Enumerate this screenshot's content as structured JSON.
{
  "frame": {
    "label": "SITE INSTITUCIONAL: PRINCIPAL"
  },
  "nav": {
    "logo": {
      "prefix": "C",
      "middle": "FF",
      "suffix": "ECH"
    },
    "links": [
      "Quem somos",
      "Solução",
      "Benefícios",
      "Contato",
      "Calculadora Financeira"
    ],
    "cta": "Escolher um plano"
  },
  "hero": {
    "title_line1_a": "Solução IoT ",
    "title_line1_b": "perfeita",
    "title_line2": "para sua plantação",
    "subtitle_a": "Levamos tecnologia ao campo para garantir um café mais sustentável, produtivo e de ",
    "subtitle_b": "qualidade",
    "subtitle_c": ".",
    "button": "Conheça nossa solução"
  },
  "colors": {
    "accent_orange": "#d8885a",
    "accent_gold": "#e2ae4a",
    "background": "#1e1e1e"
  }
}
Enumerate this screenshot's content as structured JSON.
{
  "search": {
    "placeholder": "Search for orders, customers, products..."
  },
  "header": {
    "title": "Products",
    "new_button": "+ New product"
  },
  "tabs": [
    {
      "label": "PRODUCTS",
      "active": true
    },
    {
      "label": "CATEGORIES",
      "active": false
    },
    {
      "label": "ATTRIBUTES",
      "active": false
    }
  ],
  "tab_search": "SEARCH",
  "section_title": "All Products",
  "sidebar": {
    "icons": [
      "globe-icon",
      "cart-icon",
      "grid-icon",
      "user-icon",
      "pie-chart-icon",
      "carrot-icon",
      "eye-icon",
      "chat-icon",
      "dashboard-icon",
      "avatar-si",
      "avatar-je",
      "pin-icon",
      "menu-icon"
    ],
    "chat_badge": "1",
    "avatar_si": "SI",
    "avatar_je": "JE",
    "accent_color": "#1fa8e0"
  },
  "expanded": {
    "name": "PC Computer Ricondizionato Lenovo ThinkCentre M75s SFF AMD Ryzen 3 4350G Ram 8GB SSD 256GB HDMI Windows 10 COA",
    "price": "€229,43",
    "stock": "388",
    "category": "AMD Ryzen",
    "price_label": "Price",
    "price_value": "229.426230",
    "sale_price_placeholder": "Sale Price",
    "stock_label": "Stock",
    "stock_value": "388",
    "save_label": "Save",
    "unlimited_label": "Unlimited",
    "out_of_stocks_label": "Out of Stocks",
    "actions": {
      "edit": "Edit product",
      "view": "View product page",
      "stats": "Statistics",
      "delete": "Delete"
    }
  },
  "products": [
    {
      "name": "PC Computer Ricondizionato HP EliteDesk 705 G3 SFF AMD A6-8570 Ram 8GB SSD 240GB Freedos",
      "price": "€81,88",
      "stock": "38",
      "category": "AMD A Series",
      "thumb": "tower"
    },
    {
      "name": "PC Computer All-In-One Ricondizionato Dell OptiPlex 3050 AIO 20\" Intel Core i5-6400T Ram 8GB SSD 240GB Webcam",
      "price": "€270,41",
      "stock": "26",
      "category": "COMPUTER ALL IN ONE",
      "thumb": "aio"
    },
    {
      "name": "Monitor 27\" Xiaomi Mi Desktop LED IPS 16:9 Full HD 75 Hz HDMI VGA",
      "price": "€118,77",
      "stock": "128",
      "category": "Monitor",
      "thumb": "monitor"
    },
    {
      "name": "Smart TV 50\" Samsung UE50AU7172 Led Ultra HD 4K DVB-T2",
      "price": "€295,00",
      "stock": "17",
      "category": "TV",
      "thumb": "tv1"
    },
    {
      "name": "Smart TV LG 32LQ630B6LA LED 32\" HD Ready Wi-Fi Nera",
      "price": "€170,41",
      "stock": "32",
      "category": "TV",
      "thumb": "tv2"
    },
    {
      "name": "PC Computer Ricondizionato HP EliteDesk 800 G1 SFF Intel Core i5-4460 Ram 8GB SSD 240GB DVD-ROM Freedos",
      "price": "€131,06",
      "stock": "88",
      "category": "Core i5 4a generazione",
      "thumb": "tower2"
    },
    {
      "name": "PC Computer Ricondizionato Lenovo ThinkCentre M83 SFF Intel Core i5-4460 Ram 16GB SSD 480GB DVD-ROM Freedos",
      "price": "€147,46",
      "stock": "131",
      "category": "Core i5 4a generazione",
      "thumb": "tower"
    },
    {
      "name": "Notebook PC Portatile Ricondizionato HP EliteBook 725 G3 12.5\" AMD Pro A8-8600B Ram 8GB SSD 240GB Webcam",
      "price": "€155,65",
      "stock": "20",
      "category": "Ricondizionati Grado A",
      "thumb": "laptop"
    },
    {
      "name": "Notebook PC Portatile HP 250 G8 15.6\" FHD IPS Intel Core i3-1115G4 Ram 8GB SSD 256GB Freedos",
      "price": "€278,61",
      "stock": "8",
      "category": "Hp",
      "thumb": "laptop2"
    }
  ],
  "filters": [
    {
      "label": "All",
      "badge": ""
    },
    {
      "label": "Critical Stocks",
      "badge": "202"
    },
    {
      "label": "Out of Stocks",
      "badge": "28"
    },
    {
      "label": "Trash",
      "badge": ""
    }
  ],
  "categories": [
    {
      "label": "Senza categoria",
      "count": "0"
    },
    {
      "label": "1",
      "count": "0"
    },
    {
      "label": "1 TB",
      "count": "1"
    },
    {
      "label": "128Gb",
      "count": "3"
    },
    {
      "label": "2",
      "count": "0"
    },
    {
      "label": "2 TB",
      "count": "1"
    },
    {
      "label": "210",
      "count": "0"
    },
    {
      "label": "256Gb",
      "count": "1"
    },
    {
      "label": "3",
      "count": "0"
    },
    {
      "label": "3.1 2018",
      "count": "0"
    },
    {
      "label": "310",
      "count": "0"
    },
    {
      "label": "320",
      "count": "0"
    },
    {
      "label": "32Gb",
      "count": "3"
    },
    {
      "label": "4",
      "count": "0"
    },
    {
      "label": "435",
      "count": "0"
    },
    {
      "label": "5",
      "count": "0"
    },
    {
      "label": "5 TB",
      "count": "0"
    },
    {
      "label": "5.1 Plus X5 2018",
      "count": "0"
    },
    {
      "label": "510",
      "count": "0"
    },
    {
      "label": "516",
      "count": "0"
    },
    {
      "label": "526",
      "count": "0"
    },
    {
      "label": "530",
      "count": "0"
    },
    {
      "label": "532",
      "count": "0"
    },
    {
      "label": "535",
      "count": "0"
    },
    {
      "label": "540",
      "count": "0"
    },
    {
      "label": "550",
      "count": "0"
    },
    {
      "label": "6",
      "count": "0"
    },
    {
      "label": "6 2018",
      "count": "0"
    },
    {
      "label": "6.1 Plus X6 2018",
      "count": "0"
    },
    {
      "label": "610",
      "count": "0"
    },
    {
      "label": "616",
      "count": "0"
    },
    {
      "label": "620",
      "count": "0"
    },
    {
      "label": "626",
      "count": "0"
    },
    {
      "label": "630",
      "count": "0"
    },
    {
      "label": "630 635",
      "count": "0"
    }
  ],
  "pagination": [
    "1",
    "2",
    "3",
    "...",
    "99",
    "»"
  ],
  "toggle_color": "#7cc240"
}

----

- _TASK_
Copy out all lines where the word "category" appears.

- _OUTPUT OF THE EXERCISE_
    "category": "AMD Ryzen",
      "category": "AMD A Series",
      "category": "COMPUTER ALL IN ONE",
      "category": "Monitor",
      "category": "TV",
      "category": "TV",
      "category": "Core i5 4a generazione",
      "category": "Core i5 4a generazione",
      "category": "Ricondizionati Grado A",
      "category": "Hp",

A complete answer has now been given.